Texte donné -
_ _ _ _ _ _ _
Beaucoup craignent le danger croissant d'une conflagration nucléaire. Un sondage Marist publié ce mois-ci indique que 72 pour cent des Américains sont inquiets de la montée des tensions internationales. Les figures dirigeantes en Russie, en Chine, en Corée du Nord et aux États-Unis ont averti que la guerre était une possibilité bien réelle.

«La guerre nucléaire est à nouveau envisageable», déclarait un gros titre du Guardian lundi. L'éditorial du 17 avril du New York Times a souligné «Le discours vague du président Trump sur la Corée du Nord», tandis que la rubrique actualités du Times comparait les tensions en Asie orientale à la crise des missiles à Cuba. L'éditorialiste du Financial Times, Gideon Rachman a écrit un article intitulé «Donald Trump, Kim Jong-un et le risque d'un mauvais calcul nucléaire».

Il s'agit de l'obligation la plus élémentaire pour les socialistes de condamner les menaces américaines de guerre, de s'y opposer et d'avertir la classe ouvrière des dangers et des causes fondamentales de la guerre impérialiste.
_ _ _ _ _ _ _
Extraits fournis -
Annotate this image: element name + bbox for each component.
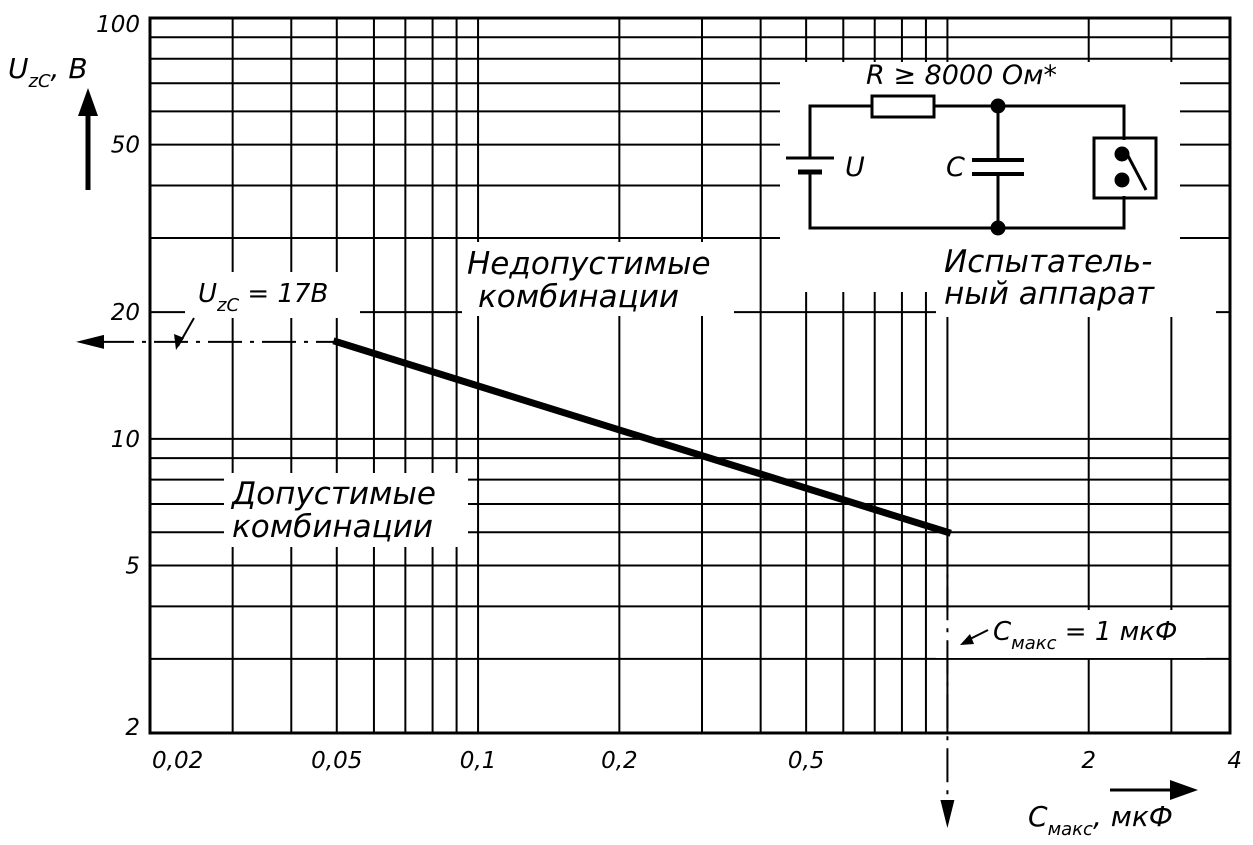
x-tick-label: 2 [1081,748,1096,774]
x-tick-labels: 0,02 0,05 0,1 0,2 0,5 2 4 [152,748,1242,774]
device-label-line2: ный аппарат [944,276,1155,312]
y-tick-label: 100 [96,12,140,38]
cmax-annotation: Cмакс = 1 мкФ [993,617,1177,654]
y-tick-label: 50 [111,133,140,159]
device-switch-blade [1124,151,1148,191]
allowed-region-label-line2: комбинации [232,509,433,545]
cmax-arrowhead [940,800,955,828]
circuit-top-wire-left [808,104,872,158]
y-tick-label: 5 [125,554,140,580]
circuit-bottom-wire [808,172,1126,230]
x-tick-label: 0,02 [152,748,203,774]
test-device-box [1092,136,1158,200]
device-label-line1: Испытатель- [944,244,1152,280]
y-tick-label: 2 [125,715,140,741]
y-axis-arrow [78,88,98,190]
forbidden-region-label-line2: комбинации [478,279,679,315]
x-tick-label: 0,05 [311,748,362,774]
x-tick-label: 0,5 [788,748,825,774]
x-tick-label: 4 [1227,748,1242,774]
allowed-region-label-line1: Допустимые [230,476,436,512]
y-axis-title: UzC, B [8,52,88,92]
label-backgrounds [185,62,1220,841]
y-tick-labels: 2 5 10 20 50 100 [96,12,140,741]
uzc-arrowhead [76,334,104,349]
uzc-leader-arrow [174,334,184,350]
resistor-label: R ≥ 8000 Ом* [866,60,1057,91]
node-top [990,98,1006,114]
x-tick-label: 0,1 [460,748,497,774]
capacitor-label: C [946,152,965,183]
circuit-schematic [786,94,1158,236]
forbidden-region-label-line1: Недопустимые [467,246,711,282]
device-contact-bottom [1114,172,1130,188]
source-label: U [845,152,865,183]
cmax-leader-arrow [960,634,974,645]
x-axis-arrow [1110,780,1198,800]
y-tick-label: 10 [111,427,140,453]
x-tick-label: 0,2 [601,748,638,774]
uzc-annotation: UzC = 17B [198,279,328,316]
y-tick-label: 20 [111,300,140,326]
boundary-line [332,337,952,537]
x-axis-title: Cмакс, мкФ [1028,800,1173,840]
_ _ _ _ _ _ _
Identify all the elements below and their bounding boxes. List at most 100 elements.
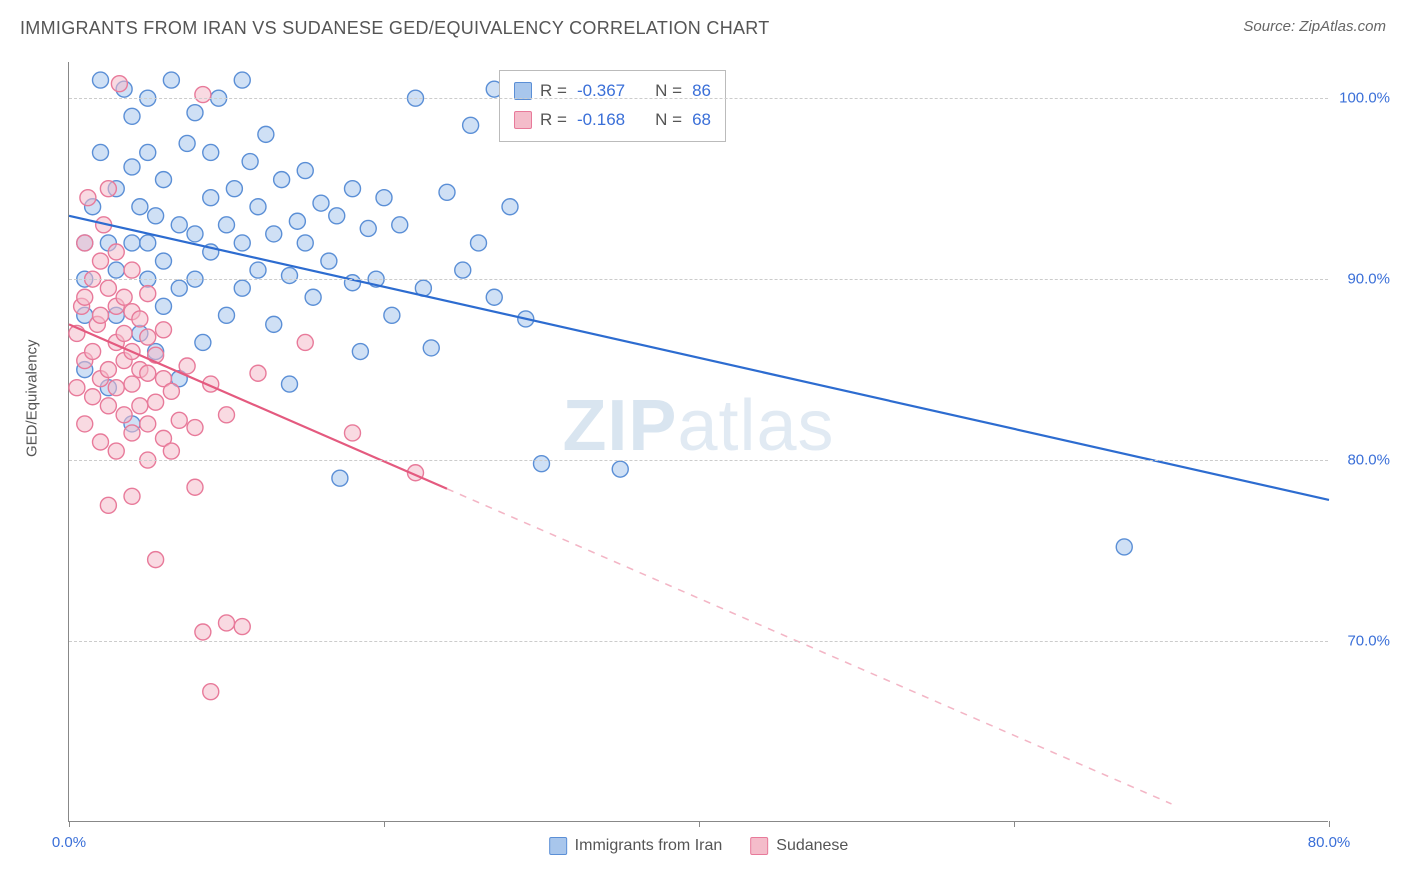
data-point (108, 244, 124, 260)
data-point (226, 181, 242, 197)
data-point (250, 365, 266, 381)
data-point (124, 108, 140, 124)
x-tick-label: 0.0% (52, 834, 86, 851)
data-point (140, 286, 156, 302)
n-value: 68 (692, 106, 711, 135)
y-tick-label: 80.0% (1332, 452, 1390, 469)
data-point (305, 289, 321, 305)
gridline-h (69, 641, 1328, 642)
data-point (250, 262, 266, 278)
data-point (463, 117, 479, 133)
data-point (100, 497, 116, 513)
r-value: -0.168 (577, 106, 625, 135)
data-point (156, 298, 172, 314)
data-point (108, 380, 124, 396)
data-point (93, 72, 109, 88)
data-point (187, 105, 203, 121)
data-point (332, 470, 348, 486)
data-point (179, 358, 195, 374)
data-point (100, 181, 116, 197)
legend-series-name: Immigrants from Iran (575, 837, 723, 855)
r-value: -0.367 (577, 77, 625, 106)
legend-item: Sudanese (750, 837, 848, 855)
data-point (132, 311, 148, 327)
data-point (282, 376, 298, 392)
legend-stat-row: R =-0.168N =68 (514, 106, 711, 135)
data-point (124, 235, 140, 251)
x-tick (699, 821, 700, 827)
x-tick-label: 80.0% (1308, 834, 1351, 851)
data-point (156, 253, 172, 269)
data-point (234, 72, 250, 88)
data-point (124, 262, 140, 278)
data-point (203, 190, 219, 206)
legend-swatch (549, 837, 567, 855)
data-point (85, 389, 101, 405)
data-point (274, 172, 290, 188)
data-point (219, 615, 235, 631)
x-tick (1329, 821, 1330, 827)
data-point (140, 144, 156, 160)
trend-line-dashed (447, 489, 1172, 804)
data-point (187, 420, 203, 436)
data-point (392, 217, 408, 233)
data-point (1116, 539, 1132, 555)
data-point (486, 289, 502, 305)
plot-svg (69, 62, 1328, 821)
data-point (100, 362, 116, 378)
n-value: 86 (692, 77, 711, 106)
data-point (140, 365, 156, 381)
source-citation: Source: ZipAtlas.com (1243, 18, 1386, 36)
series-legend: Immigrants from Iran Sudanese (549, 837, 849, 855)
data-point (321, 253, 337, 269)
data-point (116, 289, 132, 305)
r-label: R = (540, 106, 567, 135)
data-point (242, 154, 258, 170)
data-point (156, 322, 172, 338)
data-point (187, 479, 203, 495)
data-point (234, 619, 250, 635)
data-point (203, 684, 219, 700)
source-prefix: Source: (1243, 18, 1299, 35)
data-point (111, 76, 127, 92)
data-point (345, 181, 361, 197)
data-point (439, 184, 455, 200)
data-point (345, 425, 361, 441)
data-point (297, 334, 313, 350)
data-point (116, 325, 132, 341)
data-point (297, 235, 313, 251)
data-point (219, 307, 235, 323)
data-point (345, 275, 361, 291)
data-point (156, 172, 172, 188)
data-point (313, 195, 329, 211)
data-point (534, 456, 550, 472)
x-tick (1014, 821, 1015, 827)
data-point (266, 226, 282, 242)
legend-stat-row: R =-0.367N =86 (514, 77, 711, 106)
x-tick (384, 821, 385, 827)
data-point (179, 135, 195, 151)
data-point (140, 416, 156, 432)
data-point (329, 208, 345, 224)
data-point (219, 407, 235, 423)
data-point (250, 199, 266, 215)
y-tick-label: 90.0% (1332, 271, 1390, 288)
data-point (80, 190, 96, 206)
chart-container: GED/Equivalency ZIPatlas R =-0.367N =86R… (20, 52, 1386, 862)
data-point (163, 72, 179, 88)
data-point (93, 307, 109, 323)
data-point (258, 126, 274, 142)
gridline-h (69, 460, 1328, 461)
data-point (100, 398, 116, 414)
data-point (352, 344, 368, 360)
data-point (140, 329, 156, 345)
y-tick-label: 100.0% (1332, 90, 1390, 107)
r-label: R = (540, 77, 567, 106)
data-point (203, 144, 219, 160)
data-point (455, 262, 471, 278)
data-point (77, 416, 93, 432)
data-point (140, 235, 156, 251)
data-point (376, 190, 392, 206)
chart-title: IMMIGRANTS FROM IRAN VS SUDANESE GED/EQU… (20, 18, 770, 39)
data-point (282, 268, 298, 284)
_ _ _ _ _ _ _
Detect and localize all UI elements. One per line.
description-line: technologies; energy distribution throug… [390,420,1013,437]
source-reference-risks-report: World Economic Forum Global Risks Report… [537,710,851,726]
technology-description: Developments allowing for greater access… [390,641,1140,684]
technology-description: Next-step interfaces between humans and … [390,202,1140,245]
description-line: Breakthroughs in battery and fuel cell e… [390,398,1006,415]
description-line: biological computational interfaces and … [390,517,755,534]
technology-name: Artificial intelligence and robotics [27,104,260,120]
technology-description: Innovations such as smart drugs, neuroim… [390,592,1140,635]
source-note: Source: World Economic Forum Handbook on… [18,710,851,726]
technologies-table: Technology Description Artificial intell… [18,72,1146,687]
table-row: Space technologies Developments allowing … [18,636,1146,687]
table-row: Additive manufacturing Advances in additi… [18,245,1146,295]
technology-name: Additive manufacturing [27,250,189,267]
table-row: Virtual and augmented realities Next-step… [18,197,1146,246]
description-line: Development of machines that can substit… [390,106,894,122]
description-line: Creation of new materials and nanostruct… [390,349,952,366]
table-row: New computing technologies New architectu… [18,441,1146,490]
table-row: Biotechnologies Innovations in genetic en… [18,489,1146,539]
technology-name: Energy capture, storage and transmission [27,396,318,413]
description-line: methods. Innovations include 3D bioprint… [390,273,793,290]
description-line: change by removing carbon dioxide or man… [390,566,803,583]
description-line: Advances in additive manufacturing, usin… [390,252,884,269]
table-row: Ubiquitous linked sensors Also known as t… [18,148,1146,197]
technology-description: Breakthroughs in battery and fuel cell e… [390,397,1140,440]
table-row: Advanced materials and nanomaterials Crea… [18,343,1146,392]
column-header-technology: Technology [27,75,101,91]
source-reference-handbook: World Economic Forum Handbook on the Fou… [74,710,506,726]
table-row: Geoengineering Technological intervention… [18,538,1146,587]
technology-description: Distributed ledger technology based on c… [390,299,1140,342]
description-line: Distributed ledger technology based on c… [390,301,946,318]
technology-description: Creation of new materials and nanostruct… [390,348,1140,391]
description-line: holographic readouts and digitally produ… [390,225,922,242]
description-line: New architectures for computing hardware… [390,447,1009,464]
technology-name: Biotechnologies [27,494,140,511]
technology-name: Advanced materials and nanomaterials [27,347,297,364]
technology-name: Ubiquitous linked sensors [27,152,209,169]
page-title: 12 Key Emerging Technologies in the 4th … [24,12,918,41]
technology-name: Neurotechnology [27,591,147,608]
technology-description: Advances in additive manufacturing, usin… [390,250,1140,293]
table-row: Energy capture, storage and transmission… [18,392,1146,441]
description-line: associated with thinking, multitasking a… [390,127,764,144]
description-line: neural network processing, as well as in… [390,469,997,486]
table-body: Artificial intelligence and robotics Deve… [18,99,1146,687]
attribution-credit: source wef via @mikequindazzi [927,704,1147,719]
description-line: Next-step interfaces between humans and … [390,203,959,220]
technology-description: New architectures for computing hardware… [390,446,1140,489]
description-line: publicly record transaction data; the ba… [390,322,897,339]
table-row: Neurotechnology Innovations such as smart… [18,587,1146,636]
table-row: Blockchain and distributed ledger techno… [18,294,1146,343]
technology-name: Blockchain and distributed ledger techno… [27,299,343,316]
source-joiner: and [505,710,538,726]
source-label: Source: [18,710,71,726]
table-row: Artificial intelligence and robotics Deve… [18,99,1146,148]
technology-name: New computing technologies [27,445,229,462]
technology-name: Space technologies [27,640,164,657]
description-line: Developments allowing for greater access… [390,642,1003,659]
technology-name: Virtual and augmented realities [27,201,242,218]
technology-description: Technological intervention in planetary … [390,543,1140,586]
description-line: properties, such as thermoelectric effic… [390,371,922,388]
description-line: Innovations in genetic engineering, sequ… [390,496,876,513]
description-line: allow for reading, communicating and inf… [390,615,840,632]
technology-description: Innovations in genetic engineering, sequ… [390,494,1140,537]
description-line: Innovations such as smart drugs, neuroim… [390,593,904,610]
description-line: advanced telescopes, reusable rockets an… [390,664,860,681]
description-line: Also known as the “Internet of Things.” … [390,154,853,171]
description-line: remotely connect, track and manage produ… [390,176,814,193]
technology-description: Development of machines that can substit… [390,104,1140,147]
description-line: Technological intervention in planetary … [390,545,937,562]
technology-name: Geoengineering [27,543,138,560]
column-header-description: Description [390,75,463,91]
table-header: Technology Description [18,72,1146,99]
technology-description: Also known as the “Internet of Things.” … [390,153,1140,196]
_ _ _ _ _ _ _
Votre tâche -
Recopiez tel quel le passage du texte sur la menace de guerre nucléaire situé entre « Il s'agit de » et « la guerre impérialiste. », ces deux bouts de phrase compris.

Solution du problème -
Il s'agit de l'obligation la plus élémentaire pour les socialistes de condamner les menaces américaines de guerre, de s'y opposer et d'avertir la classe ouvrière des dangers et des causes fondamentales de la guerre impérialiste.